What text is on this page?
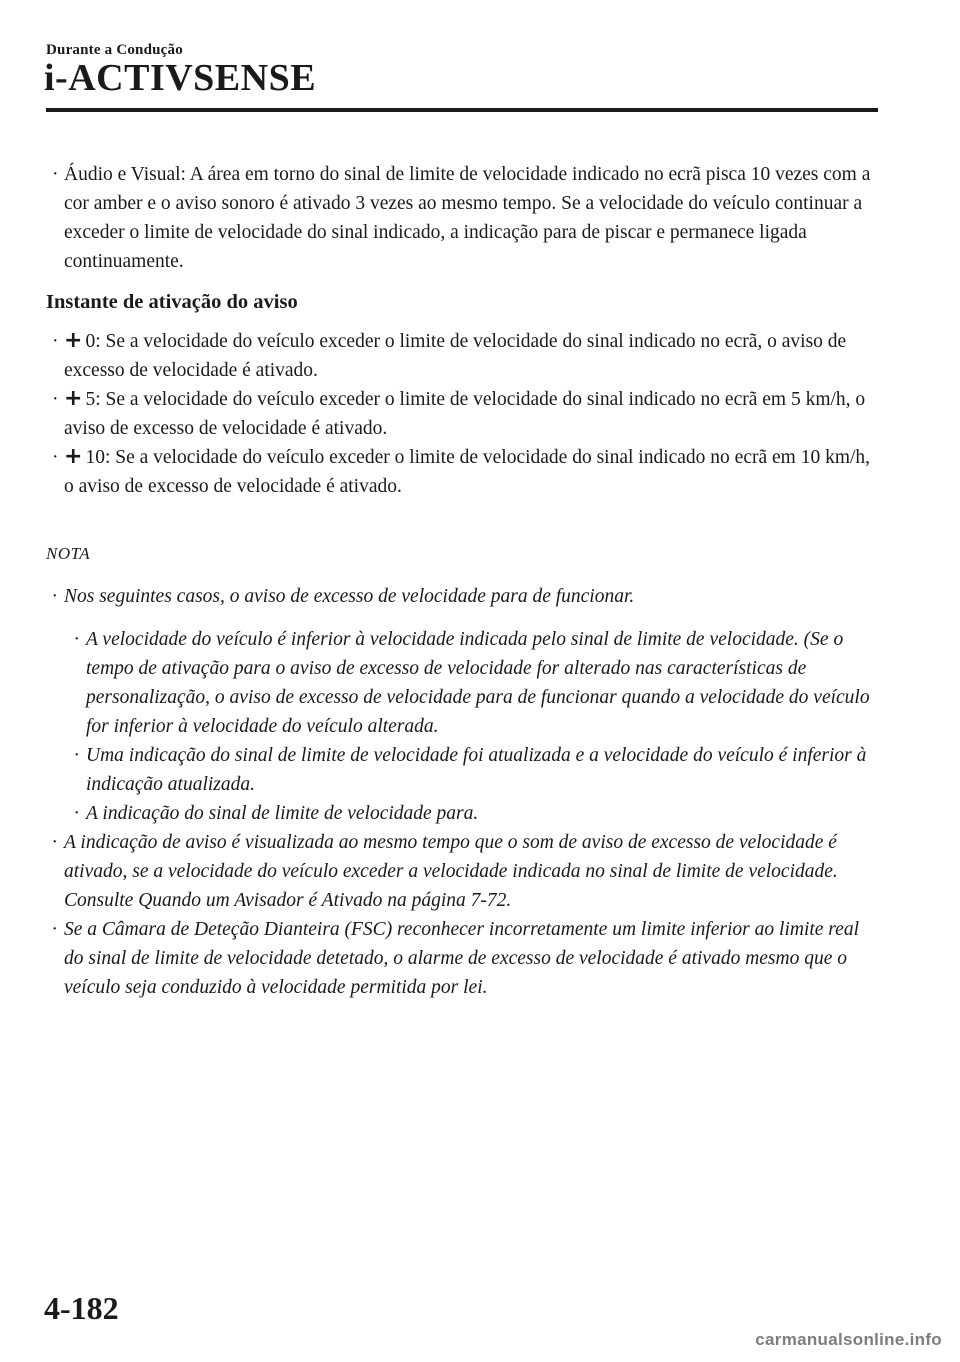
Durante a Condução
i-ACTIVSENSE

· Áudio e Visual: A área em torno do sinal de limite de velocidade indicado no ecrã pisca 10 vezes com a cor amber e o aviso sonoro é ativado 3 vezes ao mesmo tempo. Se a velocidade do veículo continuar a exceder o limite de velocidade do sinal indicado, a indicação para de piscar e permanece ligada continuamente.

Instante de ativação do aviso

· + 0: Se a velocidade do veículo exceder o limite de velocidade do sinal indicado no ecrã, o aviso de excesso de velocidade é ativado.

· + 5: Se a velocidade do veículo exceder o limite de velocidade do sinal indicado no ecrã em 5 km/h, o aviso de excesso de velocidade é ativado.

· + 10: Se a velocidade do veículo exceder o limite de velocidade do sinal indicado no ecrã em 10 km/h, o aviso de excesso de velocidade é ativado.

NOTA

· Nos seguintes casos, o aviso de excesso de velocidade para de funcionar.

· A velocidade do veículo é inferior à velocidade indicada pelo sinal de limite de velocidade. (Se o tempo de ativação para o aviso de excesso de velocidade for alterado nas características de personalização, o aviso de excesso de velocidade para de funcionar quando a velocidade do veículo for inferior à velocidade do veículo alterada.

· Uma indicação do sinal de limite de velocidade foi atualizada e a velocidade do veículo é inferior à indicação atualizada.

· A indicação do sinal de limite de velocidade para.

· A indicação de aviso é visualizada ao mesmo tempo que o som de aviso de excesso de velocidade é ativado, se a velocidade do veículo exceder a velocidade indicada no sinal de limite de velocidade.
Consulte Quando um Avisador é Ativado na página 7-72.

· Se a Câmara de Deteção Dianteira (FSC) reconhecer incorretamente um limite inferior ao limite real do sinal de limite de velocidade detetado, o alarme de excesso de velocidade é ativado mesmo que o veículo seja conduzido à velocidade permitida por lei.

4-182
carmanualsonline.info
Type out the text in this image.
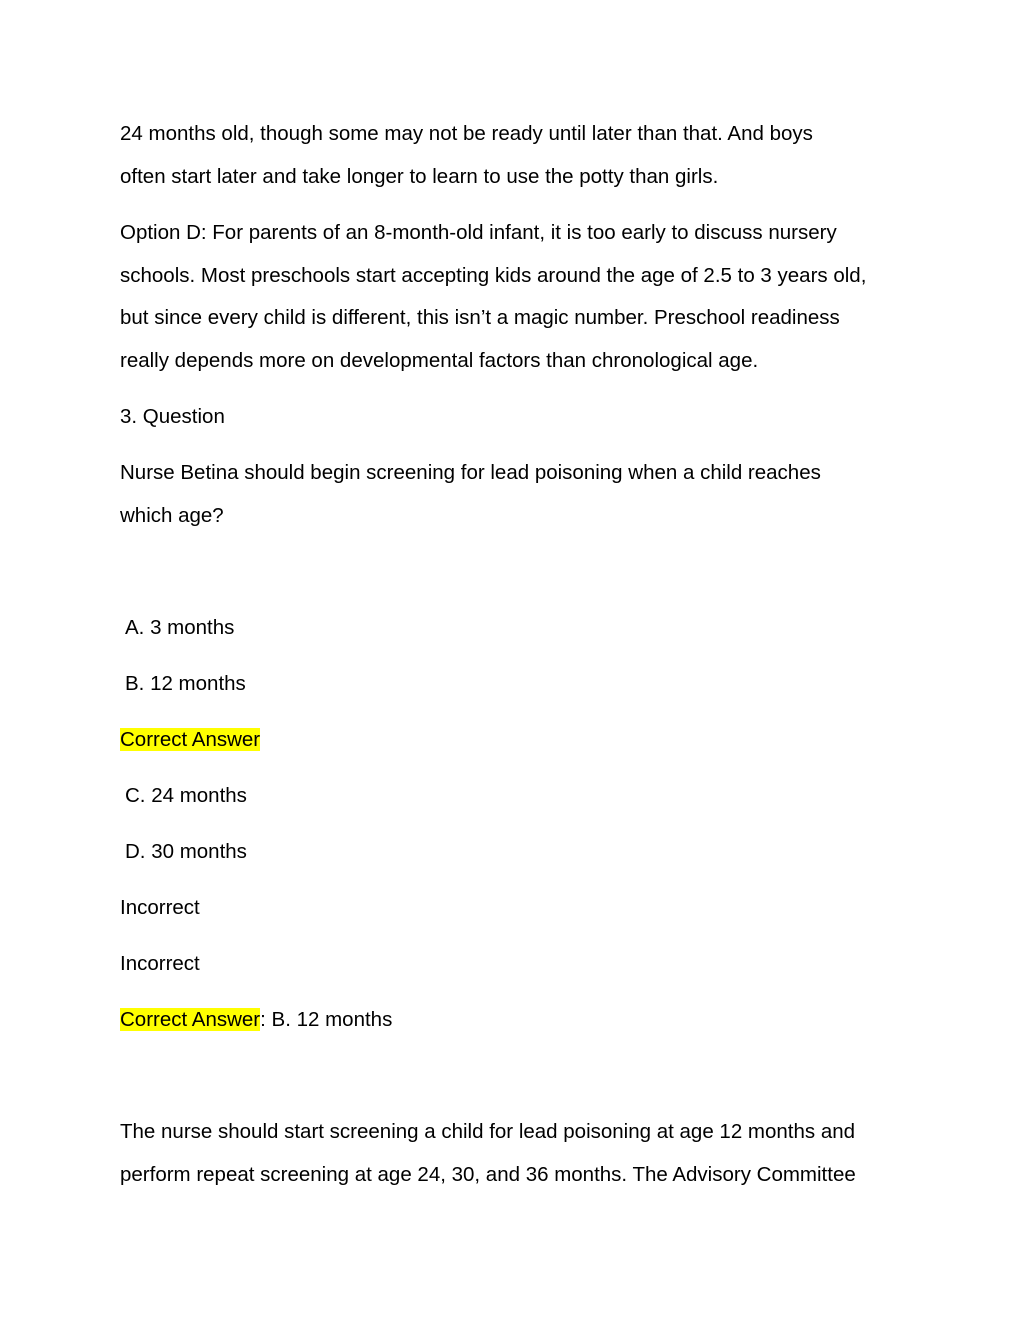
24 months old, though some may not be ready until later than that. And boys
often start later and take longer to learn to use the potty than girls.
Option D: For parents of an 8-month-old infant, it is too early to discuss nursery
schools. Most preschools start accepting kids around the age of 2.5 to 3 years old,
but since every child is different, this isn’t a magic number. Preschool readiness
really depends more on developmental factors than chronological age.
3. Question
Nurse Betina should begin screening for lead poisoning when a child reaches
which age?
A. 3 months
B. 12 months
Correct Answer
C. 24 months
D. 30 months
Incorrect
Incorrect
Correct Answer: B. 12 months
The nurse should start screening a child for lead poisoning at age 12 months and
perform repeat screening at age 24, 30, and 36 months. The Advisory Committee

...

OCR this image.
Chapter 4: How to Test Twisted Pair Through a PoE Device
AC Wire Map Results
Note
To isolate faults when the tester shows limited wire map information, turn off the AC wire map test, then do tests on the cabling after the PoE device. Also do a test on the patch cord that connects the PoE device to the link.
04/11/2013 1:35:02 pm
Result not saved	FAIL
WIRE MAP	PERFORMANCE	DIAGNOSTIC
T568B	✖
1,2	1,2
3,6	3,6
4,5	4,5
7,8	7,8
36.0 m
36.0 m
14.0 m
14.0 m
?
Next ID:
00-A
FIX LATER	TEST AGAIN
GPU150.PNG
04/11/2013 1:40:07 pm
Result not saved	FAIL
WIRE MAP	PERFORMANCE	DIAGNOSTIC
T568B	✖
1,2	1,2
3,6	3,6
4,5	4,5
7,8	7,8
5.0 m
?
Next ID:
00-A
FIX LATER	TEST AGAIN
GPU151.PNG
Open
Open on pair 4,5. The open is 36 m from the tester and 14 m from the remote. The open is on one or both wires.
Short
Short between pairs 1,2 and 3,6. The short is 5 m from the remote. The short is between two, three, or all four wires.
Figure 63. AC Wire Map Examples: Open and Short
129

## YOUR GOAL
Gather each line from the listing above that holds "Open".

## EXERCISE OUTPUT
Open
Open on pair 4,5. The open is 36 m from the tester and 14 m from the remote. The open is on one or both wires.
Figure 63. AC Wire Map Examples: Open and Short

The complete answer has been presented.